Dataset records
______

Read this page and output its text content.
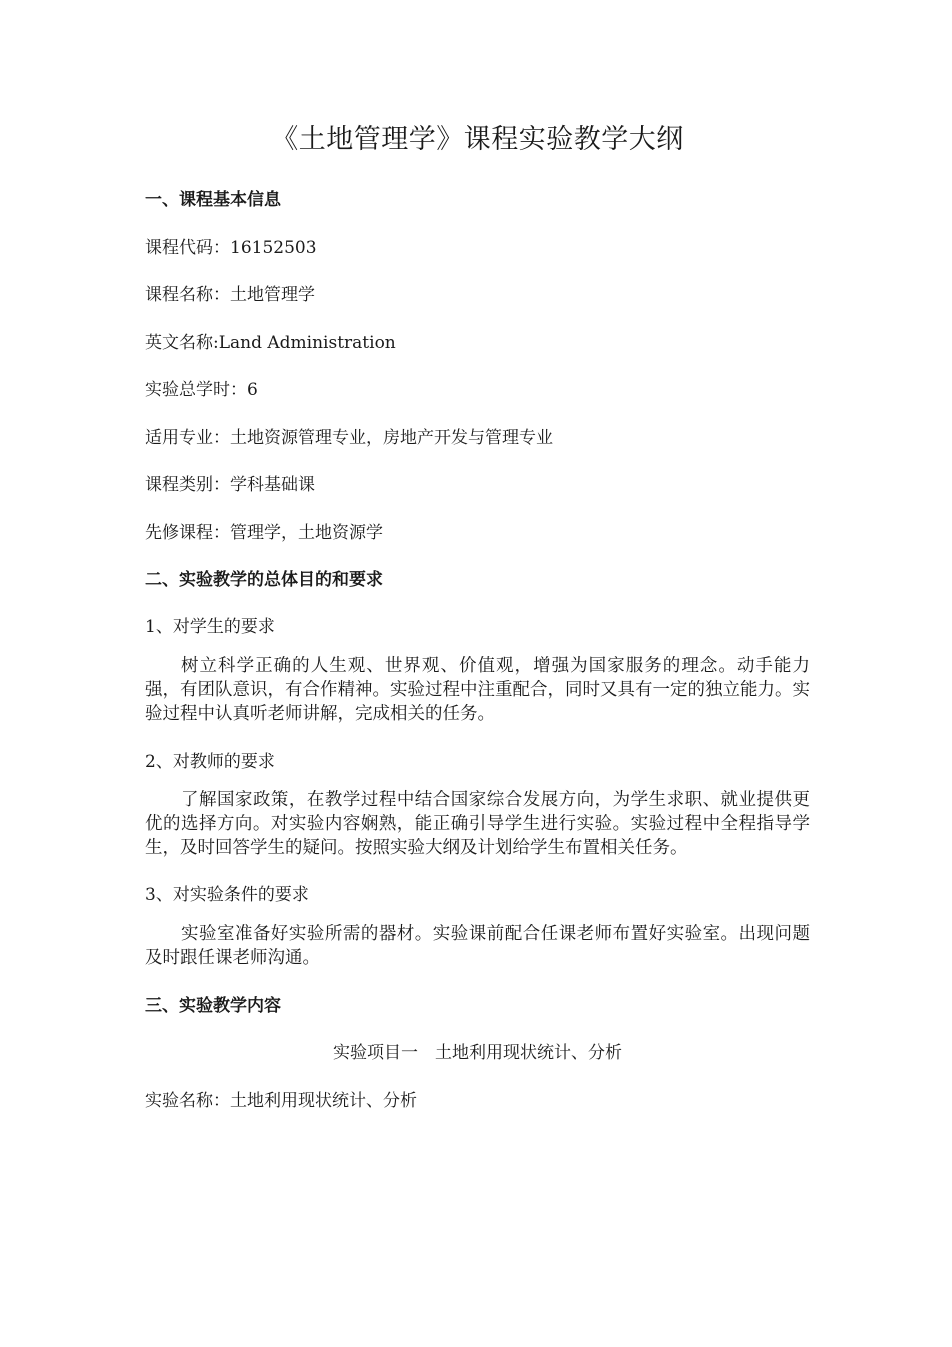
《土地管理学》课程实验教学大纲
一、课程基本信息

课程代码：16152503

课程名称：土地管理学

英文名称:Land Administration

实验总学时：6

适用专业：土地资源管理专业，房地产开发与管理专业

课程类别：学科基础课

先修课程：管理学，土地资源学

二、实验教学的总体目的和要求

1、对学生的要求

树立科学正确的人生观、世界观、价值观，增强为国家服务的理念。动手能力强，有团队意识，有合作精神。实验过程中注重配合，同时又具有一定的独立能力。实验过程中认真听老师讲解，完成相关的任务。

2、对教师的要求

了解国家政策，在教学过程中结合国家综合发展方向，为学生求职、就业提供更优的选择方向。对实验内容娴熟，能正确引导学生进行实验。实验过程中全程指导学生，及时回答学生的疑问。按照实验大纲及计划给学生布置相关任务。

3、对实验条件的要求

实验室准备好实验所需的器材。实验课前配合任课老师布置好实验室。出现问题及时跟任课老师沟通。

三、实验教学内容

实验项目一　土地利用现状统计、分析

实验名称：土地利用现状统计、分析
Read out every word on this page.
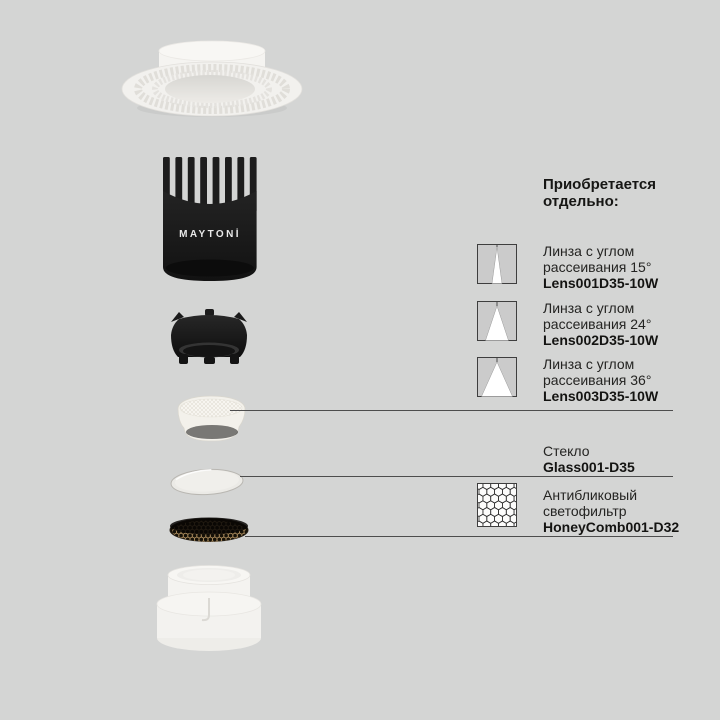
MAYTONİ
Приобретается
отдельно:
Линза с углом
рассеивания 15°
Lens001D35-10W
Линза с углом
рассеивания 24°
Lens002D35-10W
Линза с углом
рассеивания 36°
Lens003D35-10W
Стекло
Glass001-D35
Антибликовый
светофильтр
HoneyComb001-D32
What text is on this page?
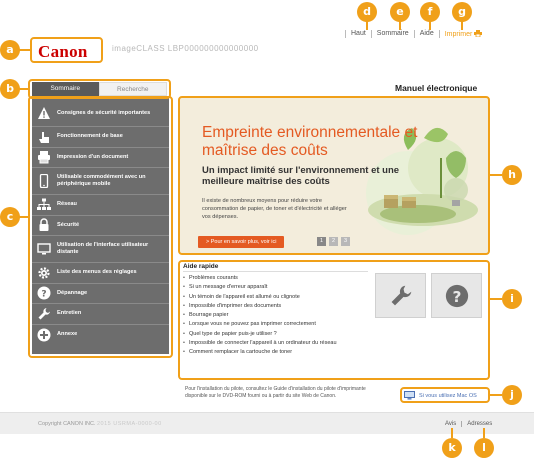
Canon	imageCLASS LBP000000000000000
Haut	Sommaire	Aide	Imprimer
Sommaire	Recherche	Manuel électronique
Consignes de sécurité importantes
Fonctionnement de base
Impression d'un document
Utilisable commodément avec un périphérique mobile
Réseau
Sécurité
Utilisation de l'interface utilisateur distante
Liste des menus des réglages
? Dépannage
Entretien
Annexe
Empreinte environnementale et maîtrise des coûts
Un impact limité sur l'environnement et une meilleure maîtrise des coûts

Il existe de nombreux moyens pour réduire votre consommation de papier, de toner et d'électricité et alléger vos dépenses.

> Pour en savoir plus, voir ici	1	2	3
Aide rapide
• Problèmes courants
• Si un message d'erreur apparaît
• Un témoin de l'appareil est allumé ou clignote
• Impossible d'imprimer des documents
• Bourrage papier
• Lorsque vous ne pouvez pas imprimer correctement
• Quel type de papier puis-je utiliser ?
• Impossible de connecter l'appareil à un ordinateur du réseau
• Comment remplacer la cartouche de toner
?
Pour l'installation du pilote, consultez le Guide d'installation du pilote d'imprimante disponible sur le DVD-ROM fourni ou à partir du site Web de Canon.	Si vous utilisez Mac OS
Copyright CANON INC. 2015 USRMA-0000-00	Avis	Adresses
a
b
c
d	e	f	g
h
i
j
k	l
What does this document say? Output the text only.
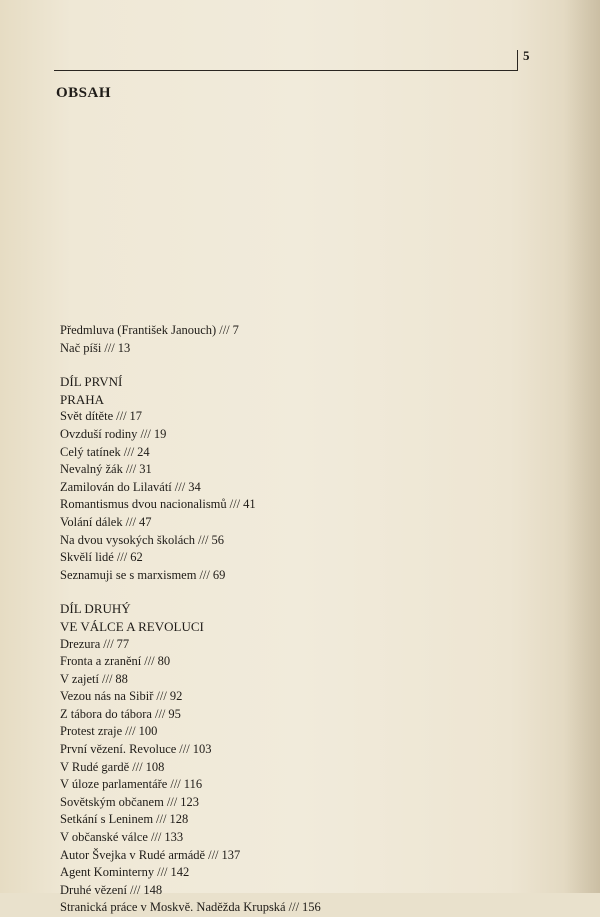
5
OBSAH
Předmluva (František Janouch) /// 7
Nač píši /// 13
DÍL PRVNÍ
PRAHA
Svět dítěte /// 17
Ovzduší rodiny /// 19
Celý tatínek /// 24
Nevalný žák /// 31
Zamilován do Lilavátí /// 34
Romantismus dvou nacionalismů /// 41
Volání dálek /// 47
Na dvou vysokých školách /// 56
Skvělí lidé /// 62
Seznamuji se s marxismem /// 69
DÍL DRUHÝ
VE VÁLCE A REVOLUCI
Drezura /// 77
Fronta a zranění /// 80
V zajetí /// 88
Vezou nás na Sibiř /// 92
Z tábora do tábora /// 95
Protest zraje /// 100
První vězení. Revoluce /// 103
V Rudé gardě /// 108
V úloze parlamentáře /// 116
Sovětským občanem /// 123
Setkání s Leninem /// 128
V občanské válce /// 133
Autor Švejka v Rudé armádě /// 137
Agent Kominterny /// 142
Druhé vězení /// 148
Stranická práce v Moskvě. Naděžda Krupská /// 156
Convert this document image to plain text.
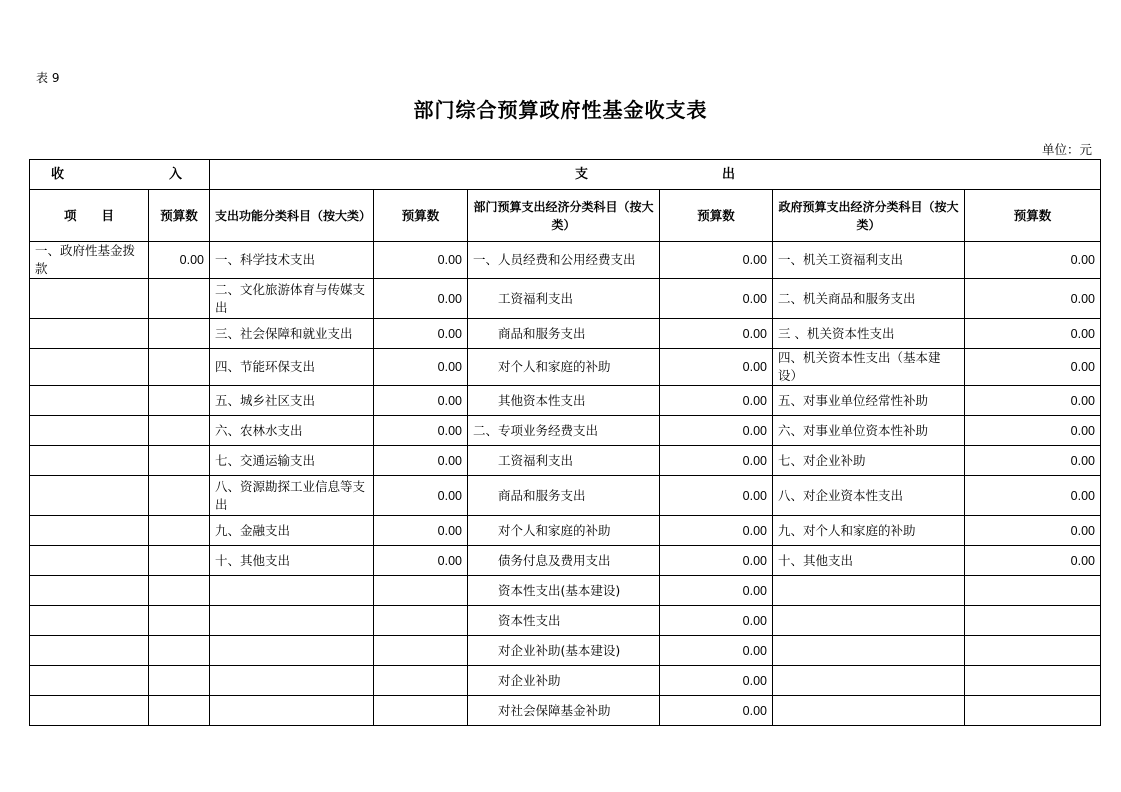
表 9
部门综合预算政府性基金收支表
单位：元
收 入		支 出					

项　　目	预算数	支出功能分类科目（按大类）	预算数	部门预算支出经济分类科目（按大类）	预算数	政府预算支出经济分类科目（按大类）	预算数
一、政府性基金拨款	0.00	一、科学技术支出	0.00	一、人员经费和公用经费支出	0.00	一、机关工资福利支出	0.00
		二、文化旅游体育与传媒支出	0.00	工资福利支出	0.00	二、机关商品和服务支出	0.00
		三、社会保障和就业支出	0.00	商品和服务支出	0.00	三 、机关资本性支出	0.00
		四、节能环保支出	0.00	对个人和家庭的补助	0.00	四、机关资本性支出（基本建设）	0.00
		五、城乡社区支出	0.00	其他资本性支出	0.00	五、对事业单位经常性补助	0.00
		六、农林水支出	0.00	二、专项业务经费支出	0.00	六、对事业单位资本性补助	0.00
		七、交通运输支出	0.00	工资福利支出	0.00	七、对企业补助	0.00
		八、资源勘探工业信息等支出	0.00	商品和服务支出	0.00	八、对企业资本性支出	0.00
		九、金融支出	0.00	对个人和家庭的补助	0.00	九、对个人和家庭的补助	0.00
		十、其他支出	0.00	债务付息及费用支出	0.00	十、其他支出	0.00
				资本性支出(基本建设)	0.00		
				资本性支出	0.00		
				对企业补助(基本建设)	0.00		
				对企业补助	0.00		
				对社会保障基金补助	0.00		
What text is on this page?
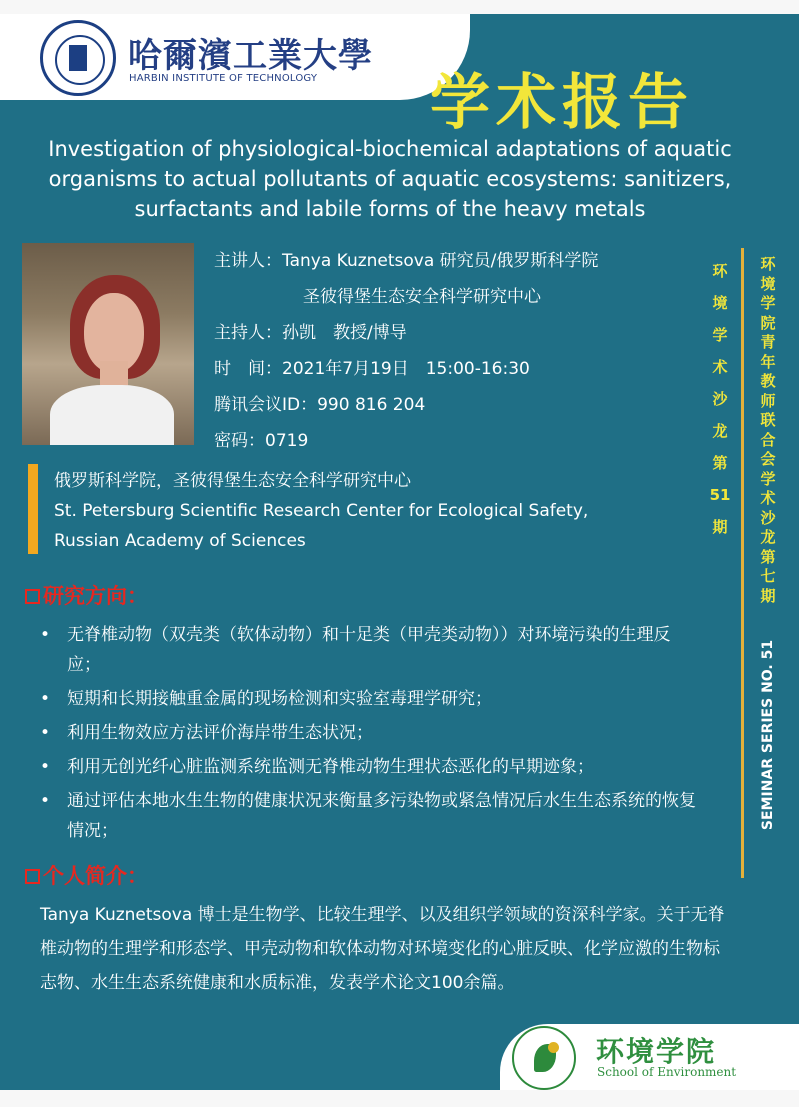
哈爾濱工業大學
HARBIN INSTITUTE OF TECHNOLOGY 学术报告
Investigation of physiological-biochemical adaptations of aquatic organisms to actual pollutants of aquatic ecosystems: sanitizers, surfactants and labile forms of the heavy metals
主讲人：Tanya Kuznetsova 研究员/俄罗斯科学院
圣彼得堡生态安全科学研究中心
主持人：孙凯　教授/博导
时　间：2021年7月19日　15:00-16:30
腾讯会议ID：990 816 204
密码：0719
环
境
学
术
沙
龙
第
51
期
环
境
学
院
青
年
教
师
联
合
会
学
术
沙
龙
第
七
期
SEMINAR SERIES NO. 51
俄罗斯科学院，圣彼得堡生态安全科学研究中心
St. Petersburg Scientific Research Center for Ecological Safety,
Russian Academy of Sciences
研究方向：
• 无脊椎动物（双壳类（软体动物）和十足类（甲壳类动物））对环境污染的生理反应；
• 短期和长期接触重金属的现场检测和实验室毒理学研究；
• 利用生物效应方法评价海岸带生态状况；
• 利用无创光纤心脏监测系统监测无脊椎动物生理状态恶化的早期迹象；
• 通过评估本地水生生物的健康状况来衡量多污染物或紧急情况后水生生态系统的恢复情况；
个人简介：
Tanya Kuznetsova 博士是生物学、比较生理学、以及组织学领域的资深科学家。关于无脊椎动物的生理学和形态学、甲壳动物和软体动物对环境变化的心脏反映、化学应激的生物标志物、水生生态系统健康和水质标准，发表学术论文100余篇。
环境学院
School of Environment
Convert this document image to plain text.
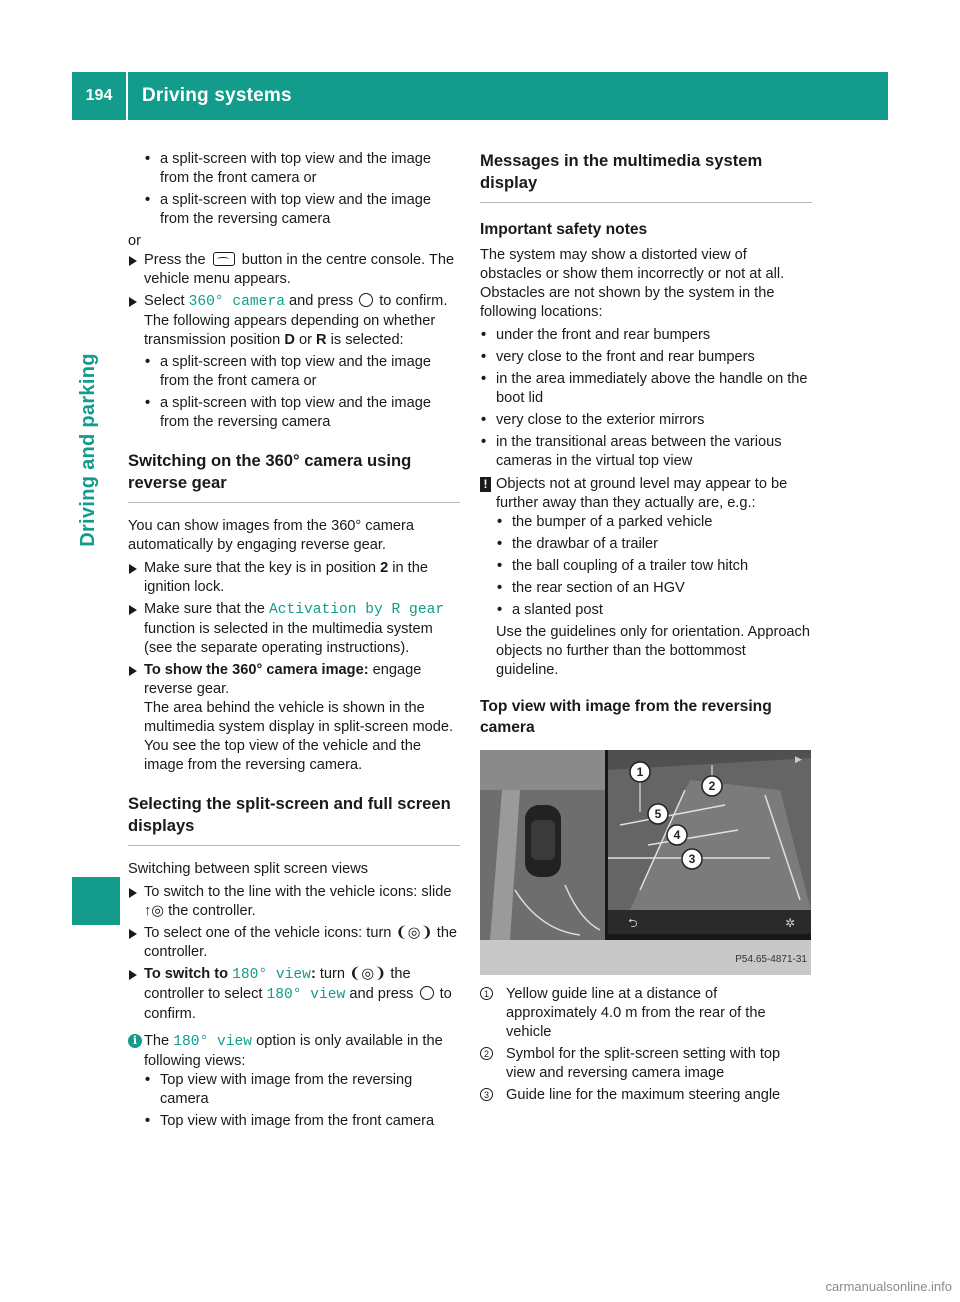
194	Driving systems
Driving and parking
• a split-screen with top view and the image from the front camera or
• a split-screen with top view and the image from the reversing camera

or

Press the button in the centre console. The vehicle menu appears.
Select 360° camera and press to confirm. The following appears depending on whether transmission position D or R is selected:
• a split-screen with top view and the image from the front camera or
• a split-screen with top view and the image from the reversing camera
Switching on the 360° camera using reverse gear

You can show images from the 360° camera automatically by engaging reverse gear.

Make sure that the key is in position 2 in the ignition lock.
Make sure that the Activation by R gear function is selected in the multimedia system (see the separate operating instructions).
To show the 360° camera image: engage reverse gear.
The area behind the vehicle is shown in the multimedia system display in split-screen mode. You see the top view of the vehicle and the image from the reversing camera.
Selecting the split-screen and full screen displays

Switching between split screen views

To switch to the line with the vehicle icons: slide ↑◎ the controller.
To select one of the vehicle icons: turn ❨◎❩ the controller.
To switch to 180° view: turn ❨◎❩ the controller to select 180° view and press to confirm.
i The 180° view option is only available in the following views:
• Top view with image from the reversing camera
• Top view with image from the front camera
Messages in the multimedia system display
Important safety notes

The system may show a distorted view of obstacles or show them incorrectly or not at all. Obstacles are not shown by the system in the following locations:

• under the front and rear bumpers
• very close to the front and rear bumpers
• in the area immediately above the handle on the boot lid
• very close to the exterior mirrors
• in the transitional areas between the various cameras in the virtual top view
! Objects not at ground level may appear to be further away than they actually are, e.g.:
• the bumper of a parked vehicle
• the drawbar of a trailer
• the ball coupling of a trailer tow hitch
• the rear section of an HGV
• a slanted post

Use the guidelines only for orientation. Approach objects no further than the bottommost guideline.

Top view with image from the reversing camera
⮌	✲
▶
1
2
5
4
3
P54.65-4871-31
1 Yellow guide line at a distance of approximately 4.0 m from the rear of the vehicle
2 Symbol for the split-screen setting with top view and reversing camera image
3 Guide line for the maximum steering angle
carmanualsonline.info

______

### Requirement
Pull out and copy each line containing the string "sure".

### Correct response
Make sure that the key is in position 2 in the ignition lock.
Make sure that the Activation by R gear function is selected in the multimedia system (see the separate operating instructions).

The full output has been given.